Locate the lines of the listing below that hold "Onan", then copy each of them.

EXERCISE INPUT Start Marker

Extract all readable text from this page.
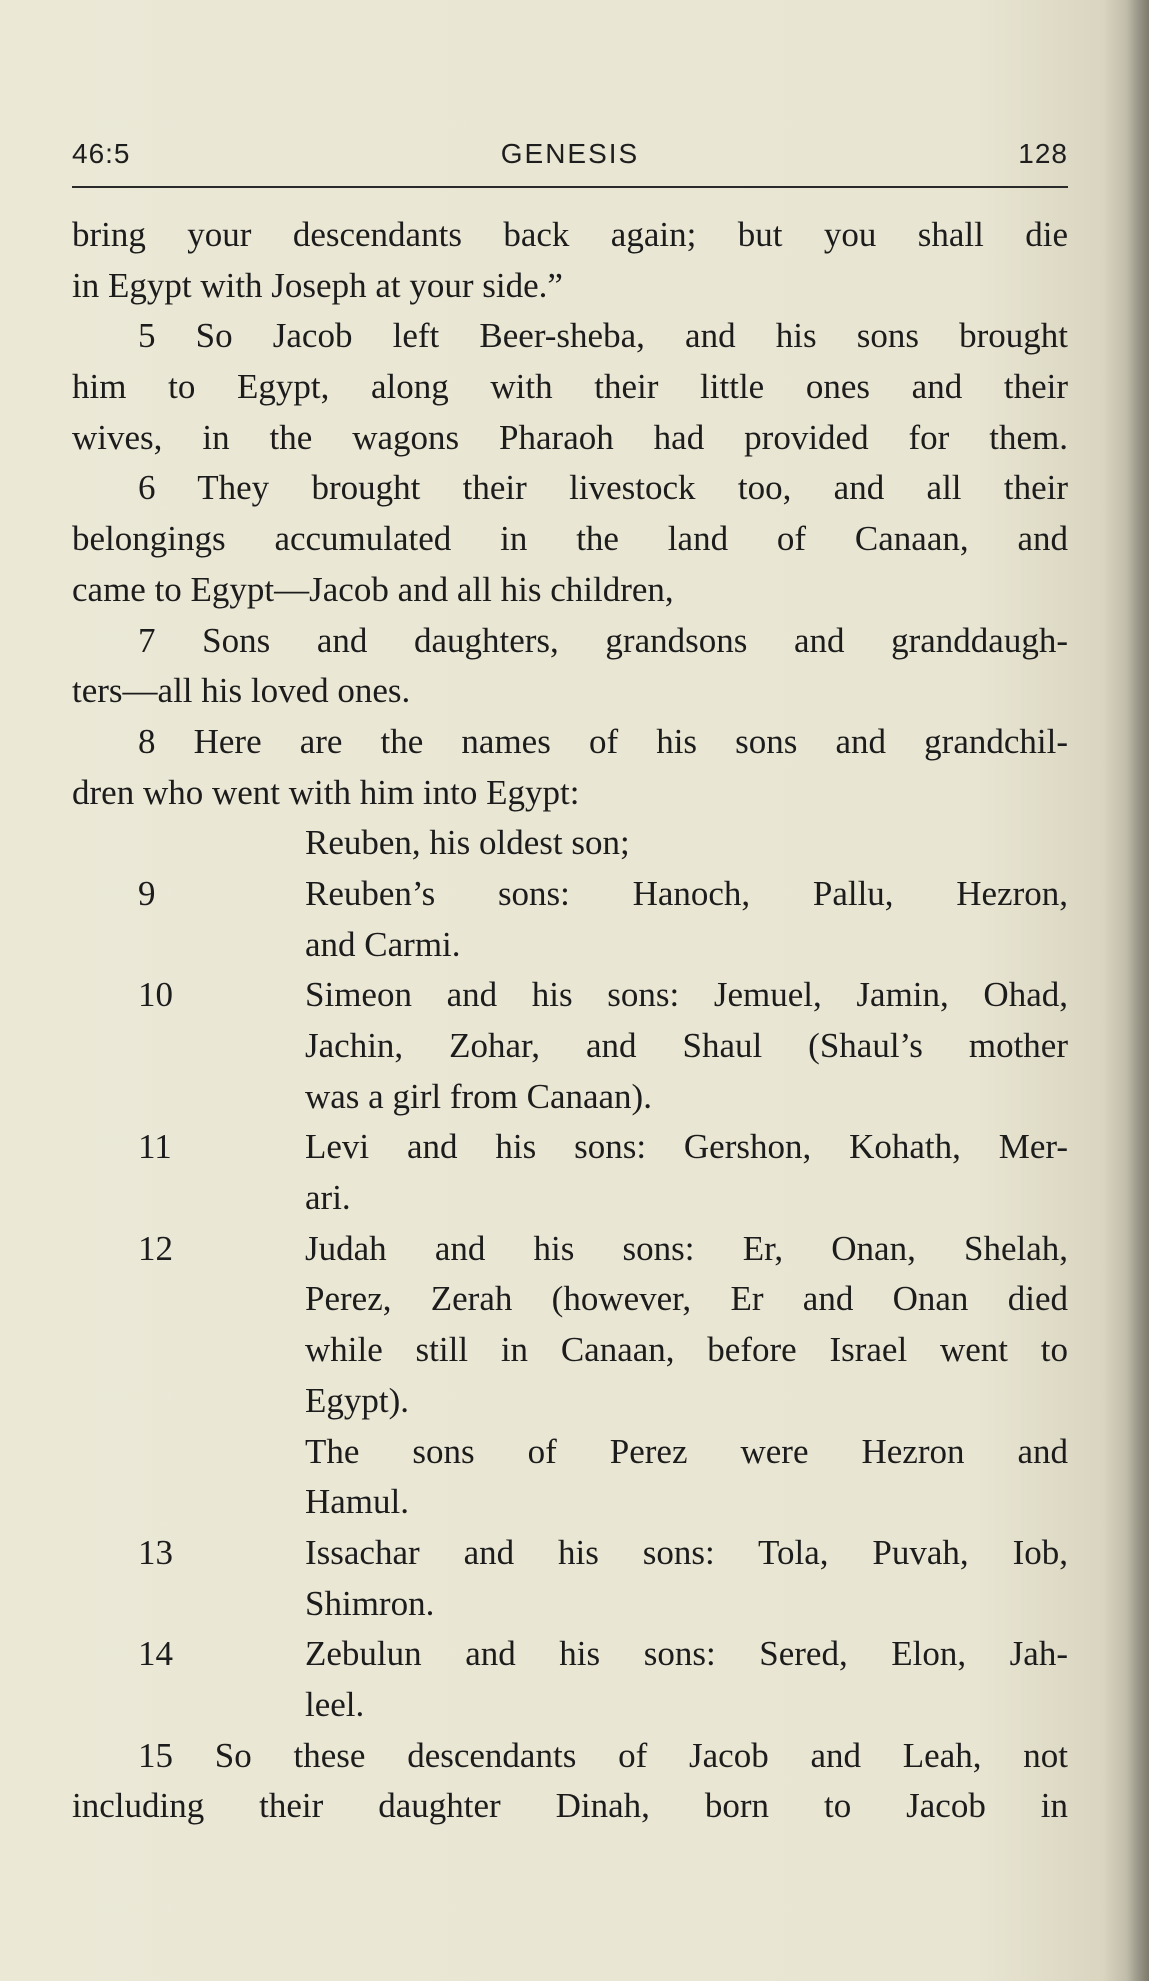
46:5	GENESIS	128
bring your descendants back again; but you shall die
in Egypt with Joseph at your side.”
5 So Jacob left Beer-sheba, and his sons brought
him to Egypt, along with their little ones and their
wives, in the wagons Pharaoh had provided for them.
6 They brought their livestock too, and all their
belongings accumulated in the land of Canaan, and
came to Egypt—Jacob and all his children,
7 Sons and daughters, grandsons and granddaugh-
ters—all his loved ones.
8 Here are the names of his sons and grandchil-
dren who went with him into Egypt:
Reuben, his oldest son;
9	Reuben’s sons: Hanoch, Pallu, Hezron,
and Carmi.
10	Simeon and his sons: Jemuel, Jamin, Ohad,
Jachin, Zohar, and Shaul (Shaul’s mother
was a girl from Canaan).
11	Levi and his sons: Gershon, Kohath, Mer-
ari.
12	Judah and his sons: Er, Onan, Shelah,
Perez, Zerah (however, Er and Onan died
while still in Canaan, before Israel went to
Egypt).
The sons of Perez were Hezron and
Hamul.
13	Issachar and his sons: Tola, Puvah, Iob,
Shimron.
14	Zebulun and his sons: Sered, Elon, Jah-
leel.
15 So these descendants of Jacob and Leah, not
including their daughter Dinah, born to Jacob in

EXERCISE INPUT End Marker

→ **EXPECTED ANSWER**:
12	Judah and his sons: Er, Onan, Shelah,
Perez, Zerah (however, Er and Onan died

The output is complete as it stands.